═════ MATERIAL SHOWN
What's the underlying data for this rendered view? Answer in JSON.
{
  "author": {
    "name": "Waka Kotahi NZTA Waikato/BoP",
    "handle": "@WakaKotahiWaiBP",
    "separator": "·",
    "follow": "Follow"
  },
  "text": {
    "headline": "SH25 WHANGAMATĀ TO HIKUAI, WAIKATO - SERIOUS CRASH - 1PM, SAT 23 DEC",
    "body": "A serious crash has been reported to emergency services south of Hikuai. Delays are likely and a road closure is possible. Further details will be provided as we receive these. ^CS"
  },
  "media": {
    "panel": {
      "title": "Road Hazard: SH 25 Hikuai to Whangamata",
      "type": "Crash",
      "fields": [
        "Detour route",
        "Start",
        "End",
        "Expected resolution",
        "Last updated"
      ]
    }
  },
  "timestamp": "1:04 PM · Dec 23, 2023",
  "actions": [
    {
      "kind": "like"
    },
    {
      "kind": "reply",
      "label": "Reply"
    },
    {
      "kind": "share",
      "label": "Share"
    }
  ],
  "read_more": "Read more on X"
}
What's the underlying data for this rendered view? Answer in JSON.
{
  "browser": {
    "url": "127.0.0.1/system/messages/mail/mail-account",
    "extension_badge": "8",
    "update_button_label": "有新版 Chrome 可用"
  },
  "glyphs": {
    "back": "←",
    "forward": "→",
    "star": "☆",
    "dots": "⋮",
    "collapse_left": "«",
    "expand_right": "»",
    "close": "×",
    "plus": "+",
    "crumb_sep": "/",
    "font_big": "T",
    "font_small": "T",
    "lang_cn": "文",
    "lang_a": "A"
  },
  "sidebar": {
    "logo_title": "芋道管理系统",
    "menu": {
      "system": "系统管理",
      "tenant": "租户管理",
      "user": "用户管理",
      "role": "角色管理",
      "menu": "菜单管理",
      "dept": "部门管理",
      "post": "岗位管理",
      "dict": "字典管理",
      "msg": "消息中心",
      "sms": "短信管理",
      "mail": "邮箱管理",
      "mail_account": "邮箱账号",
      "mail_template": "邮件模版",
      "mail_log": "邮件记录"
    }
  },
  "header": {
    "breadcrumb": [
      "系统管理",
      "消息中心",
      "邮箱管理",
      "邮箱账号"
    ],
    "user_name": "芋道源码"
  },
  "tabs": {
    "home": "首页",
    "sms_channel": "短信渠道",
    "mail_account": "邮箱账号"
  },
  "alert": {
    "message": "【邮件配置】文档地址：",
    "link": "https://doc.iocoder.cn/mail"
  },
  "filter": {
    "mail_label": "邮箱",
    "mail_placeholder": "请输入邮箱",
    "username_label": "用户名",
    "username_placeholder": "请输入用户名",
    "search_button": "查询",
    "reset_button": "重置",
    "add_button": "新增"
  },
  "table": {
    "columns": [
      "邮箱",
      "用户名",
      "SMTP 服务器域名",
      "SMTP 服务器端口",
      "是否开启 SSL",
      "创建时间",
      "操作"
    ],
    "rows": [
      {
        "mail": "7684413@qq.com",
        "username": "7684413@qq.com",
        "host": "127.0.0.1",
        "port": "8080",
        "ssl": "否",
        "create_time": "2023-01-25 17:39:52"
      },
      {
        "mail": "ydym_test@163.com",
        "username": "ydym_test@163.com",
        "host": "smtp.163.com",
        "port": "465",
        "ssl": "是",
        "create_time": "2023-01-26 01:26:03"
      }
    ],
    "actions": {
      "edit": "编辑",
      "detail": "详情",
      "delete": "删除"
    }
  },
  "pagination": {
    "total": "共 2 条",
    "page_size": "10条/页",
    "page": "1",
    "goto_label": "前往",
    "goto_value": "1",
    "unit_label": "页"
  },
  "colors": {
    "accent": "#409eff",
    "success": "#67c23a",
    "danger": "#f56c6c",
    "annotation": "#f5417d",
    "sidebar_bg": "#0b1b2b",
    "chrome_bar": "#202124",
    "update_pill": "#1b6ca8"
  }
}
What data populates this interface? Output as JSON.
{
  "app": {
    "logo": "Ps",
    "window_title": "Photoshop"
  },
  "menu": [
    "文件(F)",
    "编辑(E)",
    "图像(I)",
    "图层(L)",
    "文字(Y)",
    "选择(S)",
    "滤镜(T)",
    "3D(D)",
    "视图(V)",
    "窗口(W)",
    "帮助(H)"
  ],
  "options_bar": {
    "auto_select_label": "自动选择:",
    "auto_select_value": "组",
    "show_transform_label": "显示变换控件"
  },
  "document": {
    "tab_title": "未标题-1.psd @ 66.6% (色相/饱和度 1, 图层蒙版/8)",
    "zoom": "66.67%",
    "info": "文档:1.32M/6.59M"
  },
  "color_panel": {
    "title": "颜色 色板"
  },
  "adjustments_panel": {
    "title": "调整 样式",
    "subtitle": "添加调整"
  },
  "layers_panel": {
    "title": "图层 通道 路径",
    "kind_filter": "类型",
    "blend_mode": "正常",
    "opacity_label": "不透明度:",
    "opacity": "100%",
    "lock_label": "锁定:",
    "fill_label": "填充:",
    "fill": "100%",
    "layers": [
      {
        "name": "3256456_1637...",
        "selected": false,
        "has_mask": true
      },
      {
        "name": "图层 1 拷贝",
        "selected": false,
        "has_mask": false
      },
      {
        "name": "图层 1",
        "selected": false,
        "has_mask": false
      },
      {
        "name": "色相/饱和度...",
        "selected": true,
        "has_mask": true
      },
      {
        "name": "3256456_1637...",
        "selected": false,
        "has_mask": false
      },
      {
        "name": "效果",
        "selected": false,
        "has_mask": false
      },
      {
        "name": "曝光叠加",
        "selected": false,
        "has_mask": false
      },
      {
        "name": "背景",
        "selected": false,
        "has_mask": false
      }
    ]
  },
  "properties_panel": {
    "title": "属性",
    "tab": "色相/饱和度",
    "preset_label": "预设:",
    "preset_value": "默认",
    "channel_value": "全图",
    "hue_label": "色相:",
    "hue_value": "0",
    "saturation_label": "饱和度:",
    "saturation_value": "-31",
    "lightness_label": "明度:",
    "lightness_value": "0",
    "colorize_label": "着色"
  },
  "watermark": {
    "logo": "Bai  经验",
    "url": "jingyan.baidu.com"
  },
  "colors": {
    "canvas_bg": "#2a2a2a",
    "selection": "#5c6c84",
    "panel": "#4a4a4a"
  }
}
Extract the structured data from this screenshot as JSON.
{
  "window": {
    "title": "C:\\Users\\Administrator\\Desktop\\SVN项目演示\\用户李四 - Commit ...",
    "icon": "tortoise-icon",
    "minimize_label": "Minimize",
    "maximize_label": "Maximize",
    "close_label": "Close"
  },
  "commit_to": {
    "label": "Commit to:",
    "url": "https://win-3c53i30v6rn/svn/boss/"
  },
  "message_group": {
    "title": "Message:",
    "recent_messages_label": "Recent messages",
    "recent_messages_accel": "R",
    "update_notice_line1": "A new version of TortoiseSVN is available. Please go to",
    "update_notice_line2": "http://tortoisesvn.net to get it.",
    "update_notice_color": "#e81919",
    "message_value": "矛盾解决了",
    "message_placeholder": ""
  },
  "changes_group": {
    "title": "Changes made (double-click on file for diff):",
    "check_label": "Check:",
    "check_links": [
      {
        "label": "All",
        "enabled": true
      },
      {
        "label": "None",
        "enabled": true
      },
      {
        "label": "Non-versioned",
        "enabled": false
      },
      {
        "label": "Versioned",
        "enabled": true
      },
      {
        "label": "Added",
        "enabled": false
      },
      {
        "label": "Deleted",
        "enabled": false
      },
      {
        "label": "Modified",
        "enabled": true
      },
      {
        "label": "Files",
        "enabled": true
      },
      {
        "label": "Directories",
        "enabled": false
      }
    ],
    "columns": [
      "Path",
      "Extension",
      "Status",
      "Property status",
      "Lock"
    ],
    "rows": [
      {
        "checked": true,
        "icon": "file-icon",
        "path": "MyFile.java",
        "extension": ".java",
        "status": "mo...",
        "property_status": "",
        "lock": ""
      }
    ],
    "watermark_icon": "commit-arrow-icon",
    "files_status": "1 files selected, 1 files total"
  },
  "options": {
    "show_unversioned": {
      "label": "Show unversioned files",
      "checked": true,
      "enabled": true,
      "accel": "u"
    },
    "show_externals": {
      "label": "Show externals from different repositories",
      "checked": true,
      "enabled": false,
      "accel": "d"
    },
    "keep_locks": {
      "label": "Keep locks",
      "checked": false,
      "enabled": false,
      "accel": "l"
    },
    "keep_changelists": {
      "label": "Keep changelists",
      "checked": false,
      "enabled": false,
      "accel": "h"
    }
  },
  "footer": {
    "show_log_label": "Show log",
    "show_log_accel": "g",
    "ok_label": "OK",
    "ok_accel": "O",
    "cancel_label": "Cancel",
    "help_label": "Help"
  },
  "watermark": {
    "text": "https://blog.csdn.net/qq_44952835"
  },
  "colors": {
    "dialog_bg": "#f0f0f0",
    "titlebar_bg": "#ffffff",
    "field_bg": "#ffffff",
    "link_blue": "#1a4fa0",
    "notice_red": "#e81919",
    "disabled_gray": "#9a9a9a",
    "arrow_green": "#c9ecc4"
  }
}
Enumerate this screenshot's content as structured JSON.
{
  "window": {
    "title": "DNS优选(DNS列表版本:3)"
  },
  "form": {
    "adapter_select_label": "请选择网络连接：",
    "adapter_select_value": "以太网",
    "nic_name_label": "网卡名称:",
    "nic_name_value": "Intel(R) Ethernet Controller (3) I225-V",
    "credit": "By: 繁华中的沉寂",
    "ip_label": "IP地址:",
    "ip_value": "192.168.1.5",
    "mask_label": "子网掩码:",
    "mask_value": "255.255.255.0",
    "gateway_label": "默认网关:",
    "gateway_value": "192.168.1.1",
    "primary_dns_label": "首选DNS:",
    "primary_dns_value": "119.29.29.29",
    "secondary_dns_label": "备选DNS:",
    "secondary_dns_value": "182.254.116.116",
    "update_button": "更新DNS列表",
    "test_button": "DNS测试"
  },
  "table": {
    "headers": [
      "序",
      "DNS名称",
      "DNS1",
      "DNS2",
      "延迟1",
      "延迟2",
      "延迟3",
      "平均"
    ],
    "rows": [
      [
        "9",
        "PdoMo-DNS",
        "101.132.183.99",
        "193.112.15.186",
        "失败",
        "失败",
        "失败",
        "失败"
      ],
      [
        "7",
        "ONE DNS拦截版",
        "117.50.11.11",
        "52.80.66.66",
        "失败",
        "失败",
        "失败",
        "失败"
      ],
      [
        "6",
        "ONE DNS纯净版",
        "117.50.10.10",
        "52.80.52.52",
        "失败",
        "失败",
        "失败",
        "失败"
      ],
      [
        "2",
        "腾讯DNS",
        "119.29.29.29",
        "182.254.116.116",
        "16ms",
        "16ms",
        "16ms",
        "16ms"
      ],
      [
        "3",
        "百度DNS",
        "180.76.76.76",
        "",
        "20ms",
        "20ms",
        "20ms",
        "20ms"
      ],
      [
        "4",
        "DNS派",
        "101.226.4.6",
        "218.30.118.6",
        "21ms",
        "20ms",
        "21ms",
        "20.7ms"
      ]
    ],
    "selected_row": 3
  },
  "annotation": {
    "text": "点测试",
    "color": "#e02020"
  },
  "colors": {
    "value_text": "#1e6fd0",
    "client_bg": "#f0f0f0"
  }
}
══════════
• [WORK TO COMPLETE]
Beginning with the line that contains "Enumerate this screenshot's", quote each line exactly through the last line of the entries above, and nothing beyond them.

• [OUTPUT BELOW]
Enumerate this screenshot's content as structured JSON.
{
  "window": {
    "title": "DNS优选(DNS列表版本:3)"
  },
  "form": {
    "adapter_select_label": "请选择网络连接：",
    "adapter_select_value": "以太网",
    "nic_name_label": "网卡名称:",
    "nic_name_value": "Intel(R) Ethernet Controller (3) I225-V",
    "credit": "By: 繁华中的沉寂",
    "ip_label": "IP地址:",
    "ip_value": "192.168.1.5",
    "mask_label": "子网掩码:",
    "mask_value": "255.255.255.0",
    "gateway_label": "默认网关:",
    "gateway_value": "192.168.1.1",
    "primary_dns_label": "首选DNS:",
    "primary_dns_value": "119.29.29.29",
    "secondary_dns_label": "备选DNS:",
    "secondary_dns_value": "182.254.116.116",
    "update_button": "更新DNS列表",
    "test_button": "DNS测试"
  },
  "table": {
    "headers": [
      "序",
      "DNS名称",
      "DNS1",
      "DNS2",
      "延迟1",
      "延迟2",
      "延迟3",
      "平均"
    ],
    "rows": [
      [
        "9",
        "PdoMo-DNS",
        "101.132.183.99",
        "193.112.15.186",
        "失败",
        "失败",
        "失败",
        "失败"
      ],
      [
        "7",
        "ONE DNS拦截版",
        "117.50.11.11",
        "52.80.66.66",
        "失败",
        "失败",
        "失败",
        "失败"
      ],
      [
        "6",
        "ONE DNS纯净版",
        "117.50.10.10",
        "52.80.52.52",
        "失败",
        "失败",
        "失败",
        "失败"
      ],
      [
        "2",
        "腾讯DNS",
        "119.29.29.29",
        "182.254.116.116",
        "16ms",
        "16ms",
        "16ms",
        "16ms"
      ],
      [
        "3",
        "百度DNS",
        "180.76.76.76",
        "",
        "20ms",
        "20ms",
        "20ms",
        "20ms"
      ],
      [
        "4",
        "DNS派",
        "101.226.4.6",
        "218.30.118.6",
        "21ms",
        "20ms",
        "21ms",
        "20.7ms"
      ]
    ],
    "selected_row": 3
  },
  "annotation": {
    "text": "点测试",
    "color": "#e02020"
  },
  "colors": {
    "value_text": "#1e6fd0",
    "client_bg": "#f0f0f0"
  }
}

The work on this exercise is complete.